• _Stated goal_:
Set down, word for word, the stretch of the entries below from their very start through the line containing "browser-tab[interactable]: PAT Task ✕ <box>1380", both ends included.

• _Given data_:
★ ★ ★

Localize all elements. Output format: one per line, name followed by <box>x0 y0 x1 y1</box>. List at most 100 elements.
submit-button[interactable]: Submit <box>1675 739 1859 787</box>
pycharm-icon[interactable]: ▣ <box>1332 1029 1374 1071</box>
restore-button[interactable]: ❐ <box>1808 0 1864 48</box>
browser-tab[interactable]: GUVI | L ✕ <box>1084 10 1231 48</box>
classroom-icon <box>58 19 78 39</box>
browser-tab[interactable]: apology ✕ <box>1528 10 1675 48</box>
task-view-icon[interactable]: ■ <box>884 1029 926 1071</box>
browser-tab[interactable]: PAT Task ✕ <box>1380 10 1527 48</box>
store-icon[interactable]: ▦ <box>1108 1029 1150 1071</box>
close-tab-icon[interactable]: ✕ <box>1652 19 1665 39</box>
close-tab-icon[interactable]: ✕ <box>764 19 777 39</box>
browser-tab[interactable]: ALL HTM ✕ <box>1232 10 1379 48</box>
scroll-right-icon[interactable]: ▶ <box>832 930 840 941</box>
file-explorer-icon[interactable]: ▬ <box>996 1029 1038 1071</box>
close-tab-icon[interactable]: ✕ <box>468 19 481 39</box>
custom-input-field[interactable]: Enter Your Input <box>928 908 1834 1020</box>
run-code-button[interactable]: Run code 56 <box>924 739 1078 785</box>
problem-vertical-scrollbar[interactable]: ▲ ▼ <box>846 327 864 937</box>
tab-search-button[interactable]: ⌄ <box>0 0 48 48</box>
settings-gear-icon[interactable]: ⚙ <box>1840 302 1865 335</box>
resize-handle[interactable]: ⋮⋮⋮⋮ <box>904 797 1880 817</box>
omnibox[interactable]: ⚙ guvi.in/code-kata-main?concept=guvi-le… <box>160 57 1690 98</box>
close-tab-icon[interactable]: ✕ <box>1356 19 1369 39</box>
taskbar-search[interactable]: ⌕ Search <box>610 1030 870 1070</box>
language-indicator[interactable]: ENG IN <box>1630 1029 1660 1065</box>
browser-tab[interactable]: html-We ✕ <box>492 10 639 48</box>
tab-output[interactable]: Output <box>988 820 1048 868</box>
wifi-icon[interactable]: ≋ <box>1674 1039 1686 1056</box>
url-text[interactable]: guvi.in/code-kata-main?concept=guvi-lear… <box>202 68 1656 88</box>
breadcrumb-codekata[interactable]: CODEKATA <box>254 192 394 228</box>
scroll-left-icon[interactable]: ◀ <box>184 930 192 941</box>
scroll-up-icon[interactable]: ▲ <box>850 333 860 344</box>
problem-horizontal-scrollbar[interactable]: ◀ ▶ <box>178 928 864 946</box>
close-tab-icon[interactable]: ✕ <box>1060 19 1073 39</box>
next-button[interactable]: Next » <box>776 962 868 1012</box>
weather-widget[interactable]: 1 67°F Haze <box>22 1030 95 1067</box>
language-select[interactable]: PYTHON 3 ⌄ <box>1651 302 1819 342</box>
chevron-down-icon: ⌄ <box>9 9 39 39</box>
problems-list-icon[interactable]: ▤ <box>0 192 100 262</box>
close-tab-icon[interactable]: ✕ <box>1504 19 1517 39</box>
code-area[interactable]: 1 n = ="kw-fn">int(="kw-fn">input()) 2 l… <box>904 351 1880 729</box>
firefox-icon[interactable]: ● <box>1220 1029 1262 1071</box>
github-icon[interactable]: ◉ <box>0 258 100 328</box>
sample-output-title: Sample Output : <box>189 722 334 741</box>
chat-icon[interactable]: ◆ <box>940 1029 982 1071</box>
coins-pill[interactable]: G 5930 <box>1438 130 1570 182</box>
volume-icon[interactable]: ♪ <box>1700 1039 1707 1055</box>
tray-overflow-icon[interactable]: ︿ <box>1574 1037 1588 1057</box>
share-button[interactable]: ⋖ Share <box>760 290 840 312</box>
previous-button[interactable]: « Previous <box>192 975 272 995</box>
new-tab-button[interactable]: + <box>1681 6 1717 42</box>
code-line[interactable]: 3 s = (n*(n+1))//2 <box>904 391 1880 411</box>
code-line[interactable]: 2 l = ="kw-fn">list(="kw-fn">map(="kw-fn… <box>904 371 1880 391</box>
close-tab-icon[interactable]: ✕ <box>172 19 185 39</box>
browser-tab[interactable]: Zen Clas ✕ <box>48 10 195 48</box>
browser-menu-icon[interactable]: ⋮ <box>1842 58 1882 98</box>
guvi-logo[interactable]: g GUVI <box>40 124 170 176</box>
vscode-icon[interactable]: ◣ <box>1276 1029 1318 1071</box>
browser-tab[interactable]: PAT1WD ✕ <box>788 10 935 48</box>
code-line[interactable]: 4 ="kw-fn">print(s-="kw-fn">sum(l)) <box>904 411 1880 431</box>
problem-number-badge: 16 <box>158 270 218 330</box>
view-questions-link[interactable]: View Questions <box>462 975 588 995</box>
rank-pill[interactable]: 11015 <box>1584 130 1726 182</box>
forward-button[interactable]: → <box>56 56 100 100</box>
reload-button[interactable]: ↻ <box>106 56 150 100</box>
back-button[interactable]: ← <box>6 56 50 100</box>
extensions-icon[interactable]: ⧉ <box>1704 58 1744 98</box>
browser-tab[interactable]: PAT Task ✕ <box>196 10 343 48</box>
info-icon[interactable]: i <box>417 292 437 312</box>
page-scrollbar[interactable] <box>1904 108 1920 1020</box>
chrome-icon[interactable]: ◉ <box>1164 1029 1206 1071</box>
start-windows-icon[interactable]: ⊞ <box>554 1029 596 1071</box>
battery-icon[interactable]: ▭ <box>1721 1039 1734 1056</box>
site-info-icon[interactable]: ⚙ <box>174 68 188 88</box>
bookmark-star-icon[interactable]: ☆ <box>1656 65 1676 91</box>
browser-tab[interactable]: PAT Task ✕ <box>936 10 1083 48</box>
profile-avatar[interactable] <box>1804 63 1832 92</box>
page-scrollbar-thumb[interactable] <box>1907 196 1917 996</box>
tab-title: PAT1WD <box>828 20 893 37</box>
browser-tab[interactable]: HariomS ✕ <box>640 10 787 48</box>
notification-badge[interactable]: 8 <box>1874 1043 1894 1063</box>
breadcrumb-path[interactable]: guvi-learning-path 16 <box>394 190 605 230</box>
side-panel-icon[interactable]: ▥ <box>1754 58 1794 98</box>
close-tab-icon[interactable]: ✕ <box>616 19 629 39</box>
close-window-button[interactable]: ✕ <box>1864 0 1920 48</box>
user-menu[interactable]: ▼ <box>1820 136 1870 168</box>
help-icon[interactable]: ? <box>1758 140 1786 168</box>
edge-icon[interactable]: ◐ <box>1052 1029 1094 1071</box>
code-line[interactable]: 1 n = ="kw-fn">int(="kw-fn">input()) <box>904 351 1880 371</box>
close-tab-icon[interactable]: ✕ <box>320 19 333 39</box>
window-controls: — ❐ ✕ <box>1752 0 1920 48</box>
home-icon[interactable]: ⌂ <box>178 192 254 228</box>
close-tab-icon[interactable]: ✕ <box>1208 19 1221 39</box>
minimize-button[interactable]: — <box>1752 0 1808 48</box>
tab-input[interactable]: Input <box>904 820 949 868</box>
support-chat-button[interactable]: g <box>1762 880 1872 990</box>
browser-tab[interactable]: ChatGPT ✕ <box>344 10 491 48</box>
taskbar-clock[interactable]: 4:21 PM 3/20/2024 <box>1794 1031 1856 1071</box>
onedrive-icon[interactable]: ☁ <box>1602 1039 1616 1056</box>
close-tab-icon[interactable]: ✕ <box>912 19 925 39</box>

★ ★ ★

• _Solved exercise_:
Localize all elements. Output format: one per line, name followed by <box>x0 y0 x1 y1</box>. List at most 100 elements.
submit-button[interactable]: Submit <box>1675 739 1859 787</box>
pycharm-icon[interactable]: ▣ <box>1332 1029 1374 1071</box>
restore-button[interactable]: ❐ <box>1808 0 1864 48</box>
browser-tab[interactable]: GUVI | L ✕ <box>1084 10 1231 48</box>
classroom-icon <box>58 19 78 39</box>
browser-tab[interactable]: apology ✕ <box>1528 10 1675 48</box>
task-view-icon[interactable]: ■ <box>884 1029 926 1071</box>
browser-tab[interactable]: PAT Task ✕ <box>1380 10 1527 48</box>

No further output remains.